TASK REQUIREMENTS ::
Extract all of the data and reproduce it precisely.

# start of STORED RECORDS

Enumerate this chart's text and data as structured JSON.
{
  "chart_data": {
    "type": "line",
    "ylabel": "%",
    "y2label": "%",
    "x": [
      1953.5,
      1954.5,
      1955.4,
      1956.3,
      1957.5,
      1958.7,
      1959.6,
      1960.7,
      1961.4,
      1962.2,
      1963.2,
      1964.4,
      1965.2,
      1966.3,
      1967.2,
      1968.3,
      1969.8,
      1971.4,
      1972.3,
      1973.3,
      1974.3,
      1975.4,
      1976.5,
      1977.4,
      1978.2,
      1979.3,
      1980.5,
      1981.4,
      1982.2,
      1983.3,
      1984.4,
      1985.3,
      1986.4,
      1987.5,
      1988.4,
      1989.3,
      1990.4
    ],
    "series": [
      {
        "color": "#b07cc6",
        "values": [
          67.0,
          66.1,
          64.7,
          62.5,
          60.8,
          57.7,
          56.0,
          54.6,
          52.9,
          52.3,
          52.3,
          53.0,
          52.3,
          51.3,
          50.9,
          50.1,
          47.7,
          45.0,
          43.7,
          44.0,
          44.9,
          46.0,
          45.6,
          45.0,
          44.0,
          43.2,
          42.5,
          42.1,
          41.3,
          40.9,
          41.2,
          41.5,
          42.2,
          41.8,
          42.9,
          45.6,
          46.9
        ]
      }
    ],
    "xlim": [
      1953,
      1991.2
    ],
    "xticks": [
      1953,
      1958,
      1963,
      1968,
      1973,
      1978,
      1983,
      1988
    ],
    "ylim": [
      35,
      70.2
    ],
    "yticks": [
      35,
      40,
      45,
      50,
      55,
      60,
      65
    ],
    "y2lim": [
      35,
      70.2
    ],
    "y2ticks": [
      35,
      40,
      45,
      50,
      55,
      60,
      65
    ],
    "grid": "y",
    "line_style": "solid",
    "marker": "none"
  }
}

# end of STORED RECORDS

OUTPUT ::
Enumerate this chart's text and data as structured JSON.
{
  "chart_data": {
    "type": "line",
    "ylabel": "%",
    "y2label": "%",
    "x": [
      1953.5,
      1954.5,
      1955.4,
      1956.3,
      1957.5,
      1958.7,
      1959.6,
      1960.7,
      1961.4,
      1962.2,
      1963.2,
      1964.4,
      1965.2,
      1966.3,
      1967.2,
      1968.3,
      1969.8,
      1971.4,
      1972.3,
      1973.3,
      1974.3,
      1975.4,
      1976.5,
      1977.4,
      1978.2,
      1979.3,
      1980.5,
      1981.4,
      1982.2,
      1983.3,
      1984.4,
      1985.3,
      1986.4,
      1987.5,
      1988.4,
      1989.3,
      1990.4
    ],
    "series": [
      {
        "color": "#b07cc6",
        "values": [
          67.0,
          66.1,
          64.7,
          62.5,
          60.8,
          57.7,
          56.0,
          54.6,
          52.9,
          52.3,
          52.3,
          53.0,
          52.3,
          51.3,
          50.9,
          50.1,
          47.7,
          45.0,
          43.7,
          44.0,
          44.9,
          46.0,
          45.6,
          45.0,
          44.0,
          43.2,
          42.5,
          42.1,
          41.3,
          40.9,
          41.2,
          41.5,
          42.2,
          41.8,
          42.9,
          45.6,
          46.9
        ]
      }
    ],
    "xlim": [
      1953,
      1991.2
    ],
    "xticks": [
      1953,
      1958,
      1963,
      1968,
      1973,
      1978,
      1983,
      1988
    ],
    "ylim": [
      35,
      70.2
    ],
    "yticks": [
      35,
      40,
      45,
      50,
      55,
      60,
      65
    ],
    "y2lim": [
      35,
      70.2
    ],
    "y2ticks": [
      35,
      40,
      45,
      50,
      55,
      60,
      65
    ],
    "grid": "y",
    "line_style": "solid",
    "marker": "none"
  }
}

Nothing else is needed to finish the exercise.